>> start Data shown
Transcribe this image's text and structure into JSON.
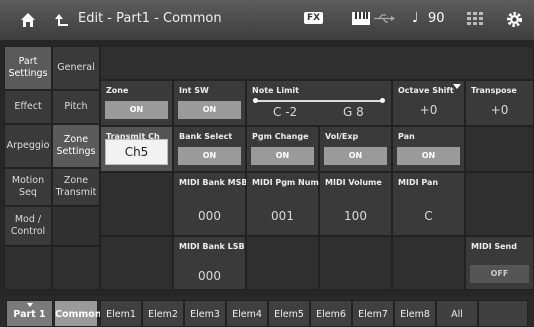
{
  "topbar": {
    "title": "Edit - Part1 - Common",
    "fx": "FX",
    "note_symbol": "♩",
    "tempo": "90"
  },
  "nav_left": [
    {
      "label": "Part Settings",
      "selected": true
    },
    {
      "label": "Effect",
      "selected": false
    },
    {
      "label": "Arpeggio",
      "selected": false
    },
    {
      "label": "Motion Seq",
      "selected": false
    },
    {
      "label": "Mod / Control",
      "selected": false
    }
  ],
  "nav_right": [
    {
      "label": "General",
      "selected": false
    },
    {
      "label": "Pitch",
      "selected": false
    },
    {
      "label": "Zone Settings",
      "selected": true
    },
    {
      "label": "Zone Transmit",
      "selected": false
    }
  ],
  "params": {
    "zone": {
      "label": "Zone",
      "value": "ON"
    },
    "int_sw": {
      "label": "Int SW",
      "value": "ON"
    },
    "note_limit": {
      "label": "Note Limit",
      "low": "C -2",
      "high": "G 8"
    },
    "octave_shift": {
      "label": "Octave Shift",
      "value": "+0"
    },
    "transpose": {
      "label": "Transpose",
      "value": "+0"
    },
    "transmit_ch": {
      "label": "Transmit Ch",
      "value": "Ch5"
    },
    "bank_select": {
      "label": "Bank Select",
      "value": "ON"
    },
    "pgm_change": {
      "label": "Pgm Change",
      "value": "ON"
    },
    "vol_exp": {
      "label": "Vol/Exp",
      "value": "ON"
    },
    "pan": {
      "label": "Pan",
      "value": "ON"
    },
    "midi_bank_msb": {
      "label": "MIDI Bank MSB",
      "value": "000"
    },
    "midi_pgm_num": {
      "label": "MIDI Pgm Num",
      "value": "001"
    },
    "midi_volume": {
      "label": "MIDI Volume",
      "value": "100"
    },
    "midi_pan": {
      "label": "MIDI Pan",
      "value": "C"
    },
    "midi_bank_lsb": {
      "label": "MIDI Bank LSB",
      "value": "000"
    },
    "midi_send": {
      "label": "MIDI Send",
      "value": "OFF"
    }
  },
  "bottom": {
    "part": "Part 1",
    "common": "Common",
    "elements": [
      "Elem1",
      "Elem2",
      "Elem3",
      "Elem4",
      "Elem5",
      "Elem6",
      "Elem7",
      "Elem8",
      "All"
    ]
  },
  "colors": {
    "button_on": "#9a9a9a",
    "button_off": "#555555",
    "selected_value_bg": "#f2f2f2"
  }
}
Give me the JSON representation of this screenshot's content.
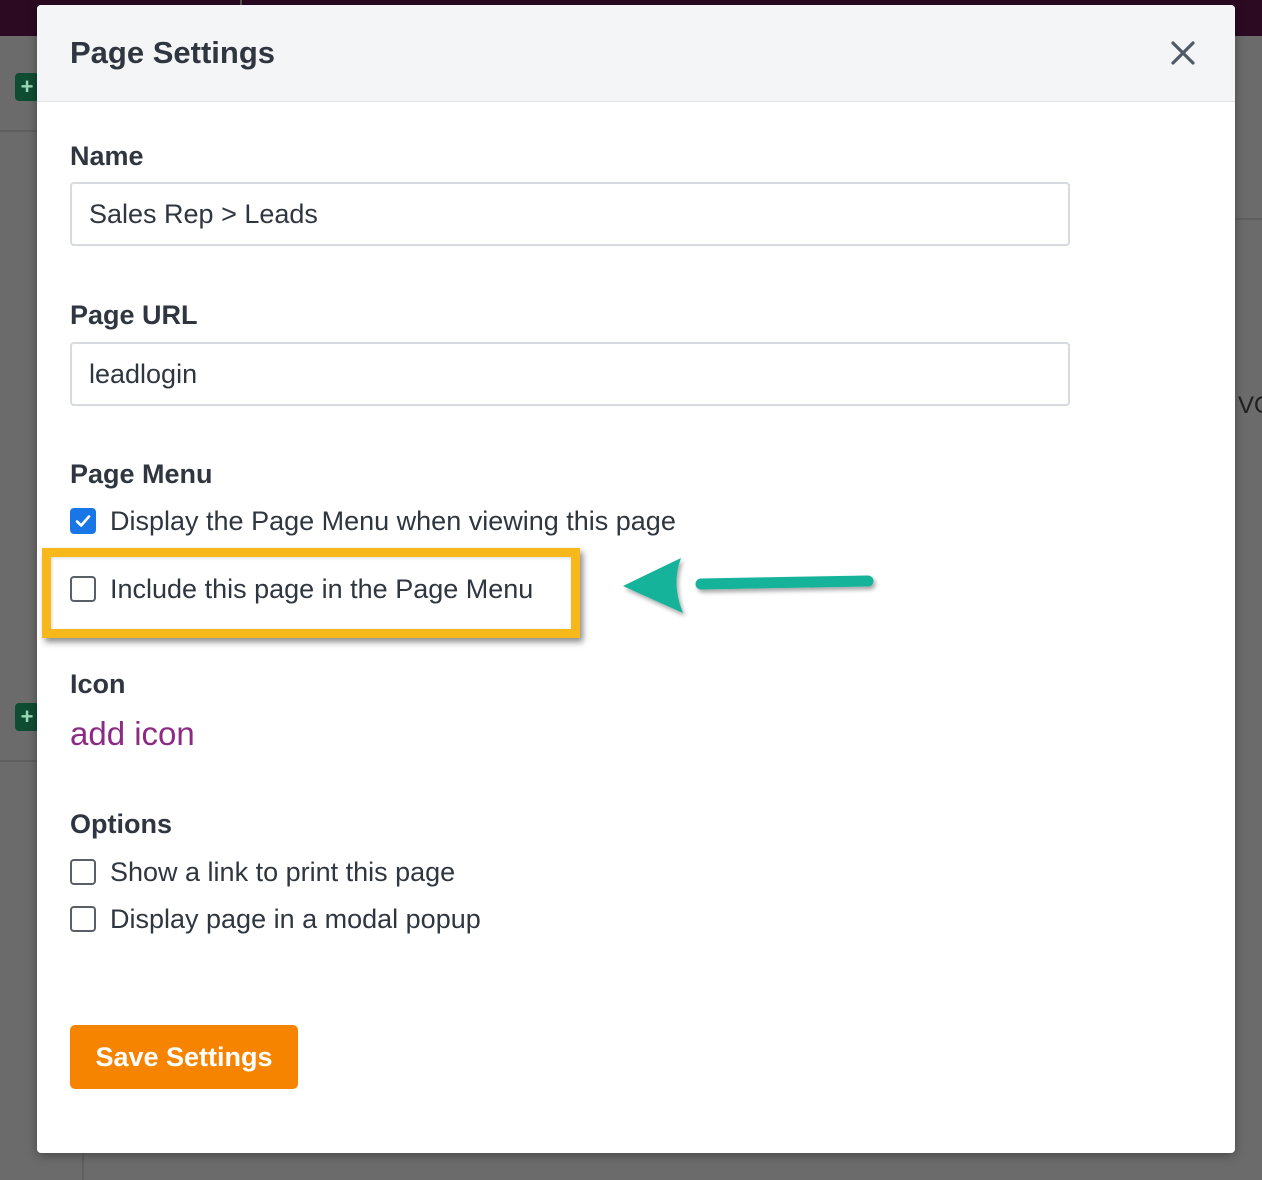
{
  "modal": {
    "title": "Page Settings"
  },
  "name_field": {
    "label": "Name",
    "value": "Sales Rep > Leads"
  },
  "url_field": {
    "label": "Page URL",
    "value": "leadlogin"
  },
  "page_menu": {
    "label": "Page Menu",
    "options": [
      {
        "label": "Display the Page Menu when viewing this page",
        "checked": true
      },
      {
        "label": "Include this page in the Page Menu",
        "checked": false
      }
    ]
  },
  "icon": {
    "label": "Icon",
    "link_text": "add icon"
  },
  "options": {
    "label": "Options",
    "items": [
      {
        "label": "Show a link to print this page",
        "checked": false
      },
      {
        "label": "Display page in a modal popup",
        "checked": false
      }
    ]
  },
  "save_button": {
    "label": "Save Settings"
  },
  "background": {
    "partial_text": "VO"
  },
  "colors": {
    "accent_blue": "#1976e6",
    "link_purple": "#8c2b86",
    "save_orange": "#f78400",
    "highlight_yellow": "#f6b81a",
    "arrow_teal": "#12b39b"
  }
}
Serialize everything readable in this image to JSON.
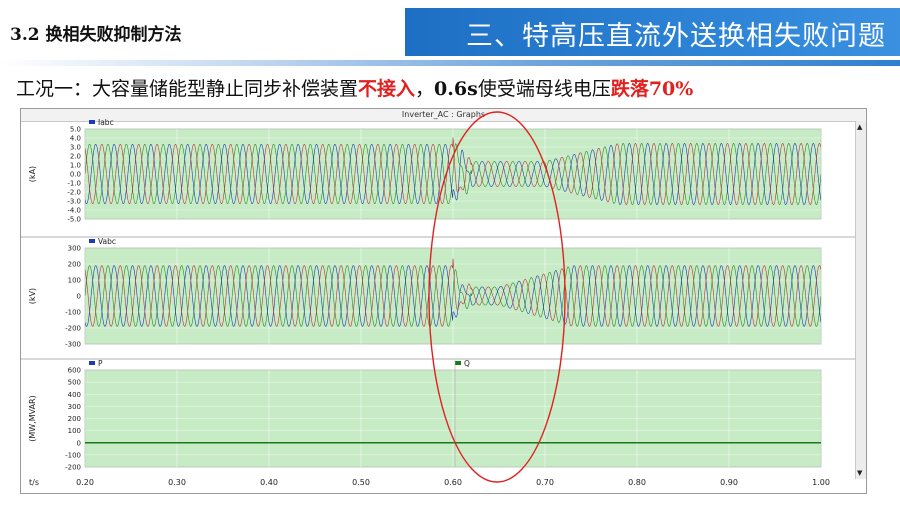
{
  "header": {
    "section_label": "3.2 换相失败抑制方法",
    "banner_title": "三、特高压直流外送换相失败问题"
  },
  "condition": {
    "prefix": "工况一：大容量储能型静止同步补偿装置",
    "red1": "不接入",
    "middle1": "，",
    "bold_time": "0.6s",
    "middle2": "使受端母线电压",
    "red2": "跌落70%"
  },
  "colors": {
    "banner": "#2f86d8",
    "plot_bg": "#c7ebc5",
    "phase_a": "#2a8a2a",
    "phase_b": "#1d3bb8",
    "phase_c": "#b8343a",
    "circle": "#e0211f",
    "q_line": "#1a7a1a"
  },
  "chart_data": {
    "type": "line",
    "title": "Inverter_AC : Graphs",
    "xlabel": "t/s",
    "xlim": [
      0.2,
      1.0
    ],
    "x_ticks": [
      "0.20",
      "0.30",
      "0.40",
      "0.50",
      "0.60",
      "0.70",
      "0.80",
      "0.90",
      "1.00"
    ],
    "panels": [
      {
        "ylabel": "(kA)",
        "ylim": [
          -5.0,
          5.0
        ],
        "y_ticks": [
          "5.0",
          "4.0",
          "3.0",
          "2.0",
          "1.0",
          "0.0",
          "-1.0",
          "-2.0",
          "-3.0",
          "-4.0",
          "-5.0"
        ],
        "legend": [
          "Iabc"
        ],
        "signal": {
          "amplitude_pre": 3.3,
          "amplitude_dip": 1.4,
          "amplitude_post": 3.4,
          "fault_start": 0.6,
          "fault_end": 0.7,
          "frequency_hz": 50
        }
      },
      {
        "ylabel": "(kV)",
        "ylim": [
          -300,
          300
        ],
        "y_ticks": [
          "300",
          "200",
          "100",
          "0",
          "-100",
          "-200",
          "-300"
        ],
        "legend": [
          "Vabc"
        ],
        "signal": {
          "amplitude_pre": 190,
          "amplitude_dip": 57,
          "amplitude_post": 190,
          "fault_start": 0.6,
          "fault_end": 0.65,
          "frequency_hz": 50
        }
      },
      {
        "ylabel": "(MW,MVAR)",
        "ylim": [
          -200,
          600
        ],
        "y_ticks": [
          "600",
          "500",
          "400",
          "300",
          "200",
          "100",
          "0",
          "-100",
          "-200"
        ],
        "legend": [
          "P",
          "Q"
        ],
        "series": [
          {
            "name": "P",
            "values_constant": 0
          },
          {
            "name": "Q",
            "values_constant": 0
          }
        ]
      }
    ]
  }
}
>> end Data shown
What is required:
Your task is to retype all the entries exactly and leave out any pictures.

Complete answer:
Transcribe this image's text and structure into JSON.
{
  "topbar": {
    "title": "Edit - Part1 - Common",
    "fx": "FX",
    "note_symbol": "♩",
    "tempo": "90"
  },
  "nav_left": [
    {
      "label": "Part Settings",
      "selected": true
    },
    {
      "label": "Effect",
      "selected": false
    },
    {
      "label": "Arpeggio",
      "selected": false
    },
    {
      "label": "Motion Seq",
      "selected": false
    },
    {
      "label": "Mod / Control",
      "selected": false
    }
  ],
  "nav_right": [
    {
      "label": "General",
      "selected": false
    },
    {
      "label": "Pitch",
      "selected": false
    },
    {
      "label": "Zone Settings",
      "selected": true
    },
    {
      "label": "Zone Transmit",
      "selected": false
    }
  ],
  "params": {
    "zone": {
      "label": "Zone",
      "value": "ON"
    },
    "int_sw": {
      "label": "Int SW",
      "value": "ON"
    },
    "note_limit": {
      "label": "Note Limit",
      "low": "C -2",
      "high": "G 8"
    },
    "octave_shift": {
      "label": "Octave Shift",
      "value": "+0"
    },
    "transpose": {
      "label": "Transpose",
      "value": "+0"
    },
    "transmit_ch": {
      "label": "Transmit Ch",
      "value": "Ch5"
    },
    "bank_select": {
      "label": "Bank Select",
      "value": "ON"
    },
    "pgm_change": {
      "label": "Pgm Change",
      "value": "ON"
    },
    "vol_exp": {
      "label": "Vol/Exp",
      "value": "ON"
    },
    "pan": {
      "label": "Pan",
      "value": "ON"
    },
    "midi_bank_msb": {
      "label": "MIDI Bank MSB",
      "value": "000"
    },
    "midi_pgm_num": {
      "label": "MIDI Pgm Num",
      "value": "001"
    },
    "midi_volume": {
      "label": "MIDI Volume",
      "value": "100"
    },
    "midi_pan": {
      "label": "MIDI Pan",
      "value": "C"
    },
    "midi_bank_lsb": {
      "label": "MIDI Bank LSB",
      "value": "000"
    },
    "midi_send": {
      "label": "MIDI Send",
      "value": "OFF"
    }
  },
  "bottom": {
    "part": "Part 1",
    "common": "Common",
    "elements": [
      "Elem1",
      "Elem2",
      "Elem3",
      "Elem4",
      "Elem5",
      "Elem6",
      "Elem7",
      "Elem8",
      "All"
    ]
  },
  "colors": {
    "button_on": "#9a9a9a",
    "button_off": "#555555",
    "selected_value_bg": "#f2f2f2"
  }
}
Give me the JSON representation of this screenshot's content.
{
  "modal": {
    "title": "Page Settings"
  },
  "name_field": {
    "label": "Name",
    "value": "Sales Rep > Leads"
  },
  "url_field": {
    "label": "Page URL",
    "value": "leadlogin"
  },
  "page_menu": {
    "label": "Page Menu",
    "options": [
      {
        "label": "Display the Page Menu when viewing this page",
        "checked": true
      },
      {
        "label": "Include this page in the Page Menu",
        "checked": false
      }
    ]
  },
  "icon": {
    "label": "Icon",
    "link_text": "add icon"
  },
  "options": {
    "label": "Options",
    "items": [
      {
        "label": "Show a link to print this page",
        "checked": false
      },
      {
        "label": "Display page in a modal popup",
        "checked": false
      }
    ]
  },
  "save_button": {
    "label": "Save Settings"
  },
  "background": {
    "partial_text": "VO"
  },
  "colors": {
    "accent_blue": "#1976e6",
    "link_purple": "#8c2b86",
    "save_orange": "#f78400",
    "highlight_yellow": "#f6b81a",
    "arrow_teal": "#12b39b"
  }
}
Serialize everything readable in this image to JSON.
{
  "header": {
    "section_label": "3.2 换相失败抑制方法",
    "banner_title": "三、特高压直流外送换相失败问题"
  },
  "condition": {
    "prefix": "工况一：大容量储能型静止同步补偿装置",
    "red1": "不接入",
    "middle1": "，",
    "bold_time": "0.6s",
    "middle2": "使受端母线电压",
    "red2": "跌落70%"
  },
  "colors": {
    "banner": "#2f86d8",
    "plot_bg": "#c7ebc5",
    "phase_a": "#2a8a2a",
    "phase_b": "#1d3bb8",
    "phase_c": "#b8343a",
    "circle": "#e0211f",
    "q_line": "#1a7a1a"
  },
  "chart_data": {
    "type": "line",
    "title": "Inverter_AC : Graphs",
    "xlabel": "t/s",
    "xlim": [
      0.2,
      1.0
    ],
    "x_ticks": [
      "0.20",
      "0.30",
      "0.40",
      "0.50",
      "0.60",
      "0.70",
      "0.80",
      "0.90",
      "1.00"
    ],
    "panels": [
      {
        "ylabel": "(kA)",
        "ylim": [
          -5.0,
          5.0
        ],
        "y_ticks": [
          "5.0",
          "4.0",
          "3.0",
          "2.0",
          "1.0",
          "0.0",
          "-1.0",
          "-2.0",
          "-3.0",
          "-4.0",
          "-5.0"
        ],
        "legend": [
          "Iabc"
        ],
        "signal": {
          "amplitude_pre": 3.3,
          "amplitude_dip": 1.4,
          "amplitude_post": 3.4,
          "fault_start": 0.6,
          "fault_end": 0.7,
          "frequency_hz": 50
        }
      },
      {
        "ylabel": "(kV)",
        "ylim": [
          -300,
          300
        ],
        "y_ticks": [
          "300",
          "200",
          "100",
          "0",
          "-100",
          "-200",
          "-300"
        ],
        "legend": [
          "Vabc"
        ],
        "signal": {
          "amplitude_pre": 190,
          "amplitude_dip": 57,
          "amplitude_post": 190,
          "fault_start": 0.6,
          "fault_end": 0.65,
          "frequency_hz": 50
        }
      },
      {
        "ylabel": "(MW,MVAR)",
        "ylim": [
          -200,
          600
        ],
        "y_ticks": [
          "600",
          "500",
          "400",
          "300",
          "200",
          "100",
          "0",
          "-100",
          "-200"
        ],
        "legend": [
          "P",
          "Q"
        ],
        "series": [
          {
            "name": "P",
            "values_constant": 0
          },
          {
            "name": "Q",
            "values_constant": 0
          }
        ]
      }
    ]
  }
}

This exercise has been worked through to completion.